● Problem details
Find how many lines in the data below mention "name". Give the number only.

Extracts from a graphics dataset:
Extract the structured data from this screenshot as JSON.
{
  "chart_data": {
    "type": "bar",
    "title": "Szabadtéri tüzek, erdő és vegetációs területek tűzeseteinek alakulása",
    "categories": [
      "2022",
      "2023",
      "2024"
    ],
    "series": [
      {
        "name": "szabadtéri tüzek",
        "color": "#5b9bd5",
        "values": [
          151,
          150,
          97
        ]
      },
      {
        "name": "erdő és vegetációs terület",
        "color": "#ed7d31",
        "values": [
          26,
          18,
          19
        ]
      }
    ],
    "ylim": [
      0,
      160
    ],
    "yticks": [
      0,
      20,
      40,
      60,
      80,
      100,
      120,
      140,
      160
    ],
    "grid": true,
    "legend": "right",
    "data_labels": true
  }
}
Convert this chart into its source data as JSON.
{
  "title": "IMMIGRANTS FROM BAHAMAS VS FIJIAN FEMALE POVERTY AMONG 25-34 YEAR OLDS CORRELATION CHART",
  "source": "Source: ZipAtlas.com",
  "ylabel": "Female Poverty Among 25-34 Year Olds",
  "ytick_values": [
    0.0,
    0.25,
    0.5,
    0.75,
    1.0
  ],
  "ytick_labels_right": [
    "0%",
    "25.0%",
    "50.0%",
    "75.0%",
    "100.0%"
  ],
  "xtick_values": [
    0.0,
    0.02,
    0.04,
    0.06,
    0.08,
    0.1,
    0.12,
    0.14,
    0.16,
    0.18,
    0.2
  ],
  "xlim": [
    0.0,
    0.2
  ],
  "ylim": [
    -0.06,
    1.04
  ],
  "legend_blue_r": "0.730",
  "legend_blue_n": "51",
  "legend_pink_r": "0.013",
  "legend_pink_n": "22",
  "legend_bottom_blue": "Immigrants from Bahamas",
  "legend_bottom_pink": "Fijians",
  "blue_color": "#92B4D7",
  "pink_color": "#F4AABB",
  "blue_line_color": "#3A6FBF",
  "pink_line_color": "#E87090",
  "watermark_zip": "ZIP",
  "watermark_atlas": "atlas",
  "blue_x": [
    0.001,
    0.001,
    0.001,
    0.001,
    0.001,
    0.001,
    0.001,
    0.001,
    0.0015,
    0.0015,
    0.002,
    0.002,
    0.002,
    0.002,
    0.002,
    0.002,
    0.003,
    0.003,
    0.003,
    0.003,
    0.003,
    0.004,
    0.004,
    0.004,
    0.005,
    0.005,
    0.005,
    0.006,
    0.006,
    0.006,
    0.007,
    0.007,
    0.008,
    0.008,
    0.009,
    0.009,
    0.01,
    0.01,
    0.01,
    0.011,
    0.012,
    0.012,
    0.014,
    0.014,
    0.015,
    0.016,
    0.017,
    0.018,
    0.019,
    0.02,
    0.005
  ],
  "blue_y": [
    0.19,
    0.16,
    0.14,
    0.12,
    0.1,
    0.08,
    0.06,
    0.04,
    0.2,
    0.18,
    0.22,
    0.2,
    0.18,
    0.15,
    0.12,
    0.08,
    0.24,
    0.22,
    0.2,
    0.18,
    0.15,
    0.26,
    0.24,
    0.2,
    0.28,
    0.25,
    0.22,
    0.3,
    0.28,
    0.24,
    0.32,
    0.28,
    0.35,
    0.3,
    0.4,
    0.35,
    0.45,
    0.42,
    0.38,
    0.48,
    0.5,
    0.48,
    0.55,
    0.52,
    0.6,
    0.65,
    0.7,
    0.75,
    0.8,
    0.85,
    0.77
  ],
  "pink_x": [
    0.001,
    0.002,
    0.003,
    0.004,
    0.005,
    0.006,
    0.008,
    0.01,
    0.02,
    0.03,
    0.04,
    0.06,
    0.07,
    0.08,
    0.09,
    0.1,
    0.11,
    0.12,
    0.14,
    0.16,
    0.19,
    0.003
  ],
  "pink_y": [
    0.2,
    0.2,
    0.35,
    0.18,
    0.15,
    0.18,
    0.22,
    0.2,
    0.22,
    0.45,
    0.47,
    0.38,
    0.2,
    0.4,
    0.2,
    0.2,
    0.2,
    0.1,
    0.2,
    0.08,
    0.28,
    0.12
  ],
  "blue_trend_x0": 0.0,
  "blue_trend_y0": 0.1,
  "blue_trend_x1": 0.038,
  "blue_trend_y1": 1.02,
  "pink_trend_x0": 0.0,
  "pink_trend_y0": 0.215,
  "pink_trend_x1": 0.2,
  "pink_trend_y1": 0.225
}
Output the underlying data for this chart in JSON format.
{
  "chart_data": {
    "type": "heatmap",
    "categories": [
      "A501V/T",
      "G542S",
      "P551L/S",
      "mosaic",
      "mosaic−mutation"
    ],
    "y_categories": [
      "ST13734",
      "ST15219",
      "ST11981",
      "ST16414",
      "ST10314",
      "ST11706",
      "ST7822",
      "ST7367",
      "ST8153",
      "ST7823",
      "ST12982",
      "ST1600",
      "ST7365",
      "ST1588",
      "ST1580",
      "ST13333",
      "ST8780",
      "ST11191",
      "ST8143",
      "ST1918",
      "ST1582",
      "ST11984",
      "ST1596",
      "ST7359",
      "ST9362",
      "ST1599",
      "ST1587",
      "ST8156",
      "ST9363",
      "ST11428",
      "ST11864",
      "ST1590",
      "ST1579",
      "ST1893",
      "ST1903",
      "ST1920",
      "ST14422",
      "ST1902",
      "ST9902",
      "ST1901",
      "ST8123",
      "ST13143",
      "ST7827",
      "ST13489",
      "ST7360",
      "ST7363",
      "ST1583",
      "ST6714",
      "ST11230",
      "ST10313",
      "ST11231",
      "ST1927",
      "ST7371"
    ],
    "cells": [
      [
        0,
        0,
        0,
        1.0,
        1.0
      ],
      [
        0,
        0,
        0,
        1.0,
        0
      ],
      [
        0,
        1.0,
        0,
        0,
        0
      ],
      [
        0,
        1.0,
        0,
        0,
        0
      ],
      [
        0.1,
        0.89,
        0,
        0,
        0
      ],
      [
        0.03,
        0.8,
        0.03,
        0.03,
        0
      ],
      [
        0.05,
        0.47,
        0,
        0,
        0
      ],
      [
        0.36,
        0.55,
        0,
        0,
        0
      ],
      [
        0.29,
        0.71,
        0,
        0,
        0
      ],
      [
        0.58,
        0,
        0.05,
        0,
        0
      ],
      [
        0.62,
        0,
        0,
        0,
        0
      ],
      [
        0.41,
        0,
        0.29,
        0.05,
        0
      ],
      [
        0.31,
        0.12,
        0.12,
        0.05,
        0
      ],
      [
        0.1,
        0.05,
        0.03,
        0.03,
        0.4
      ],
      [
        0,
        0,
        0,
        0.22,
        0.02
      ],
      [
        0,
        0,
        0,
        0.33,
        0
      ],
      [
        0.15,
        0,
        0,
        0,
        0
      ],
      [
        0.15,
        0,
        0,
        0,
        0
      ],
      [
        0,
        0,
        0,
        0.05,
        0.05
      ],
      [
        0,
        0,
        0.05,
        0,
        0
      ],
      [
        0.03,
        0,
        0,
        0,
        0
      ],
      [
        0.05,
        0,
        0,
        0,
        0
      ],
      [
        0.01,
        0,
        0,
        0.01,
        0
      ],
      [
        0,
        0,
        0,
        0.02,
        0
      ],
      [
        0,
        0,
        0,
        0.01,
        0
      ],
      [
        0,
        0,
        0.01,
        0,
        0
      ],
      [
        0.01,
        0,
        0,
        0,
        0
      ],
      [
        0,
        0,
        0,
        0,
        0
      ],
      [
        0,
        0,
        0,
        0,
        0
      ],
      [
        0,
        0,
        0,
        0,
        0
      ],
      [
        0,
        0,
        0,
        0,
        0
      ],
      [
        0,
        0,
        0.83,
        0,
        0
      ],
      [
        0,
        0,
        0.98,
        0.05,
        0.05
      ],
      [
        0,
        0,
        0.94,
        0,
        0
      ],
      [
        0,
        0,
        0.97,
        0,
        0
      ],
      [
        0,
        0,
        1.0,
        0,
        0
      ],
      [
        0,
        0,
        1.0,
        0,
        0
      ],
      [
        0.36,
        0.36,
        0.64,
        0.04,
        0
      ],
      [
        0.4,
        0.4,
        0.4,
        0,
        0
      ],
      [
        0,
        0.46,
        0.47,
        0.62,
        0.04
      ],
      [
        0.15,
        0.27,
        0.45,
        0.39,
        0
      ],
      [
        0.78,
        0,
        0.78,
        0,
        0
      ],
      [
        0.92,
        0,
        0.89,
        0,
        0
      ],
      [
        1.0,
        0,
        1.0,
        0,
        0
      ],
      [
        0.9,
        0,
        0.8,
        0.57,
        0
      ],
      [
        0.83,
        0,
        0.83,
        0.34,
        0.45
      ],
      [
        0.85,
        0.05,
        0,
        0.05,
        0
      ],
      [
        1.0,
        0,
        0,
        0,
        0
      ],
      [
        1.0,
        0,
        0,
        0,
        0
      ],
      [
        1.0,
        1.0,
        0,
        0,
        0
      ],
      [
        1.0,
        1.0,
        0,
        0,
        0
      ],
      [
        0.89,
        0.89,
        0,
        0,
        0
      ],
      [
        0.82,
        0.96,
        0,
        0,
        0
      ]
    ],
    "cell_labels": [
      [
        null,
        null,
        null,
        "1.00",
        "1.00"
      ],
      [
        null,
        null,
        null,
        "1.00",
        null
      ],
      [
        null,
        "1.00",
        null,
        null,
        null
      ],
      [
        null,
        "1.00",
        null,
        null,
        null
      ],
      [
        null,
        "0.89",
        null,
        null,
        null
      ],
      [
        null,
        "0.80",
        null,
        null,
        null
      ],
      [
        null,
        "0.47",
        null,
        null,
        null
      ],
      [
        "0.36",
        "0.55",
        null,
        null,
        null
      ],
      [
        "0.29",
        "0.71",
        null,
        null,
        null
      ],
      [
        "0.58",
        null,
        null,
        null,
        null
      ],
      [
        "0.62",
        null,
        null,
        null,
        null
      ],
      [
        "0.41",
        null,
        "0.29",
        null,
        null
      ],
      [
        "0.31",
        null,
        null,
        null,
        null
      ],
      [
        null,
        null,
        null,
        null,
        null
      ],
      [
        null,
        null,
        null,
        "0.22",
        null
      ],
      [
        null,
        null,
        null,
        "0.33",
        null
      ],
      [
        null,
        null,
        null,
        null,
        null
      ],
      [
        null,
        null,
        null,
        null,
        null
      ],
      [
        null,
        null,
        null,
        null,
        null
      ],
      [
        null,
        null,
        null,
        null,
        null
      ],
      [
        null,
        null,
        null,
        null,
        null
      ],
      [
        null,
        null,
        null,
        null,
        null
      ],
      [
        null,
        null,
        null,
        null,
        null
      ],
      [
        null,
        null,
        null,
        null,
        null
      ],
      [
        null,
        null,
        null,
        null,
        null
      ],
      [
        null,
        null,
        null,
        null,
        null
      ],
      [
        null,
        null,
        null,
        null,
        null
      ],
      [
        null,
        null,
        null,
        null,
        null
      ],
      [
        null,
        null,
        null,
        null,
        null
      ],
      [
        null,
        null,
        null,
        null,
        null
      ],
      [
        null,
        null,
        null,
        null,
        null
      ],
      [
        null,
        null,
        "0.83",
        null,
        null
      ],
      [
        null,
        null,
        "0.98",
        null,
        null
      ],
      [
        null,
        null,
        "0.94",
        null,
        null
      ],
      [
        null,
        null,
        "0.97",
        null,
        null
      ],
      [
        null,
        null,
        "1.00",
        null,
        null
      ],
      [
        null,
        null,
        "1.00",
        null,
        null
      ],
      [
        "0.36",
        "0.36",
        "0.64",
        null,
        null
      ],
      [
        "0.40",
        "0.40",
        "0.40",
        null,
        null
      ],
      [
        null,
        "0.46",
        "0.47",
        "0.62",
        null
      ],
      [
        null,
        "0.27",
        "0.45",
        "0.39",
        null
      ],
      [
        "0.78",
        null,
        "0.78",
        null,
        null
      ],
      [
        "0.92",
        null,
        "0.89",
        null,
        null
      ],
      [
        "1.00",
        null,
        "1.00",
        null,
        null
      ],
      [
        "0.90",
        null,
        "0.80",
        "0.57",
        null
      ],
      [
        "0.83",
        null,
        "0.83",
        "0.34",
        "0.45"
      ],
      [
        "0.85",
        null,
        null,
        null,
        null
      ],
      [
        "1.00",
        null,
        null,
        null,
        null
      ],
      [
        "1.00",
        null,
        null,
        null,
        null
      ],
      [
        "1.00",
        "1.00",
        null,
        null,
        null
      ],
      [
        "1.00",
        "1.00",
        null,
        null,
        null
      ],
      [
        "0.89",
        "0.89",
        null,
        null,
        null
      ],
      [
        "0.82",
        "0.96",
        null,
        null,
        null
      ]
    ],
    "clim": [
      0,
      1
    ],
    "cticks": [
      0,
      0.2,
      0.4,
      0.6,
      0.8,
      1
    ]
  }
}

● Output
2